* **Excerpted passage**
# # # #
PSF: What caused your departure from the band?

TS: I was the only guy married and I often wanted to be with Steph more than I wanted to be on the road. Steph did tour with us as a merch person and that was cool. But that gets old. I didn't mind touring and I enjoyed playing live but I did get tired of it not being especially fruitful. Fact is, I had come to think that the JudyBats were an OK band – not great, sometimes sort of brilliant, but not very interesting. I had hoped that that as we had more success that would happen but really the opposite happened. Also, the label had pretty much thrown up their hands about us after grunge hit. I don't really blame them - we were product and we weren't moving units.
# # # #
* **Task instructions**
- 1) In the interview excerpt, list every phrase TS uses to describe the JudyBats in the sentence that begins "Fact is."
- 2) Extend the interview about leaving the JudyBats by a few sentences, picking up after its last line.
The records below are unrelated to the interview and come from a different source.
# # # #
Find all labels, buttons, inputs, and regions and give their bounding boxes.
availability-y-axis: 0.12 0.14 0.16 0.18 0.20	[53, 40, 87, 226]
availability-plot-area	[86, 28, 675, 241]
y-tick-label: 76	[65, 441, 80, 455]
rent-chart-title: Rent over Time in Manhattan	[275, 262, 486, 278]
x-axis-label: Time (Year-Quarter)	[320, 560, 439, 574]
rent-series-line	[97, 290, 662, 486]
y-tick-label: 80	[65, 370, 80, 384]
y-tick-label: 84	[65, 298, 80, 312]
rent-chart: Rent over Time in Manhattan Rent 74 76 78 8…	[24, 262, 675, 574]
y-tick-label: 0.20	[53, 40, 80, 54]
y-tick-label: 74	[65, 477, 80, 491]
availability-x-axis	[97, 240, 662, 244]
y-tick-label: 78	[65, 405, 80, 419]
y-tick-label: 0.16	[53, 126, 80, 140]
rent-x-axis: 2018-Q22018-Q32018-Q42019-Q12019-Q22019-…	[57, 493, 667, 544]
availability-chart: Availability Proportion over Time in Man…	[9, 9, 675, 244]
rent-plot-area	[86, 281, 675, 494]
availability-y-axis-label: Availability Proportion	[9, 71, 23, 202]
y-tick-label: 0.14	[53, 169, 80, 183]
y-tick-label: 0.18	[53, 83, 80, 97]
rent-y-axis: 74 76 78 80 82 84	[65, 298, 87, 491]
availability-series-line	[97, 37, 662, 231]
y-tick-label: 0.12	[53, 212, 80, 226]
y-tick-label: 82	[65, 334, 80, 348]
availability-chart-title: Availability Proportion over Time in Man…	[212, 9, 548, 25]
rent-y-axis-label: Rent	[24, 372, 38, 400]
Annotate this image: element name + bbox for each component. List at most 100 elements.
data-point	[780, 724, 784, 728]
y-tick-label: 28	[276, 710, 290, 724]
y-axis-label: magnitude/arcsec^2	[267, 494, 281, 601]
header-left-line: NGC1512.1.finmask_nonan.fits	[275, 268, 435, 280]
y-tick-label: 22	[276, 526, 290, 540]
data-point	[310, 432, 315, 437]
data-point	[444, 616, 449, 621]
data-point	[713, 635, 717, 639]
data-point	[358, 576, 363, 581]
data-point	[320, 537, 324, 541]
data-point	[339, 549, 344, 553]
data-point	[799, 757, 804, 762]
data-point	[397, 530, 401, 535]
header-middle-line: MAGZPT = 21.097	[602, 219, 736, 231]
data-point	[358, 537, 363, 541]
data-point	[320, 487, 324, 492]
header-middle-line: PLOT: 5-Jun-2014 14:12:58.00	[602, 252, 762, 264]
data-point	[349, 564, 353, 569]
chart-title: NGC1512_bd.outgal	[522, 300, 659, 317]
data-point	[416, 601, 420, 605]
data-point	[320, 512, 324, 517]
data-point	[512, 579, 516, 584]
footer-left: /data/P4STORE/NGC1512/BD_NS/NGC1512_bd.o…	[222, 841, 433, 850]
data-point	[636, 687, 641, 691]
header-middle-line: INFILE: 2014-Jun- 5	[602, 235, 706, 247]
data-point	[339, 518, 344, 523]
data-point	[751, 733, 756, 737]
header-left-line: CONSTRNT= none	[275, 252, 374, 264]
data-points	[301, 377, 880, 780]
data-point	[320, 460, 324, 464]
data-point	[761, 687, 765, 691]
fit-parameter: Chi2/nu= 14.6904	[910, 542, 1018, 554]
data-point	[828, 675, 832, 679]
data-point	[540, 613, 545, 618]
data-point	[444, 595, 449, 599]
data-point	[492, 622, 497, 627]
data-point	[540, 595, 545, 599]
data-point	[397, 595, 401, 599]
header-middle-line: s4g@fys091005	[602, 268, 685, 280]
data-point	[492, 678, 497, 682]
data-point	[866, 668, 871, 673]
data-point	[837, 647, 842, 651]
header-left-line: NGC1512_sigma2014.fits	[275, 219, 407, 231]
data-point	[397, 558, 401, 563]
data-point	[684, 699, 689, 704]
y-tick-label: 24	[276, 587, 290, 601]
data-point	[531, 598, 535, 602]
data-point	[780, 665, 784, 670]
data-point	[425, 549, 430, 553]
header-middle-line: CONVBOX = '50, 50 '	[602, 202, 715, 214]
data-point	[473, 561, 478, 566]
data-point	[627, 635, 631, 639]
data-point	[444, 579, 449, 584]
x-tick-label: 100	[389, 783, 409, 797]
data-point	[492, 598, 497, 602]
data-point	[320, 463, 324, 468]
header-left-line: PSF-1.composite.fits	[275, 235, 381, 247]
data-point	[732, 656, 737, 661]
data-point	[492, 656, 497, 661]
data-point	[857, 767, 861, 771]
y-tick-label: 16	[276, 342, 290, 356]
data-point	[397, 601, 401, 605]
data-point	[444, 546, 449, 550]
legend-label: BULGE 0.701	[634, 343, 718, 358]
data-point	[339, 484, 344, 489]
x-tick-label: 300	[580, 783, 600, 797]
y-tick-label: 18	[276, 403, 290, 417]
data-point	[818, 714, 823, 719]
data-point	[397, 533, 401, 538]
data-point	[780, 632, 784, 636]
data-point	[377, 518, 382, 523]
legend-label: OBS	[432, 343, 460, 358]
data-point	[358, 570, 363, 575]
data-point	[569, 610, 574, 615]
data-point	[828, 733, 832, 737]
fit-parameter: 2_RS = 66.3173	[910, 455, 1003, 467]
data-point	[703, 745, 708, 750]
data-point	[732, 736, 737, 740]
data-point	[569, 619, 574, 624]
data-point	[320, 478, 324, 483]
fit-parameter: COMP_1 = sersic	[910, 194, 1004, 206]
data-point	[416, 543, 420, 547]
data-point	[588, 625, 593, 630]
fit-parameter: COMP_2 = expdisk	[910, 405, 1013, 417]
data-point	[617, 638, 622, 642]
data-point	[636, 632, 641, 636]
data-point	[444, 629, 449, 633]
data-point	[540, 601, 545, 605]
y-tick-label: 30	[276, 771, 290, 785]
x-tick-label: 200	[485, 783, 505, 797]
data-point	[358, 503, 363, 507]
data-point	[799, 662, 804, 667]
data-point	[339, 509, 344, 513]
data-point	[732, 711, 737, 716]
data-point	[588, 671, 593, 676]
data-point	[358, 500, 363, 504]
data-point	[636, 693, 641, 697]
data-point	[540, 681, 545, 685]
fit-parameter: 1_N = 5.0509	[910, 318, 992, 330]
# # # #
* **Results**
- 1)
- OK
- not great
- sometimes sort of brilliant
- not very interesting

- 2)
I was excited about the new songs we were writing but then Peg said that she was leaving – she had enough. She told me and Dave first after we got back from playing the largest gig we had ever played in Chicago. With Peg out, it was going to be less fun and interesting. It got me thinking and after talking to Steph about what we might do I decided in late summer 1992 to get out. I offered to make the upcoming record and then help my replacement but I was told by Ed, "nah, you are either in or you are out." So I was out. So I then got a job at the library, Steph and I saved up a bunch of money and moved to the UK (Steph is English).


PSF: Do you keep in touch with anyone from the band?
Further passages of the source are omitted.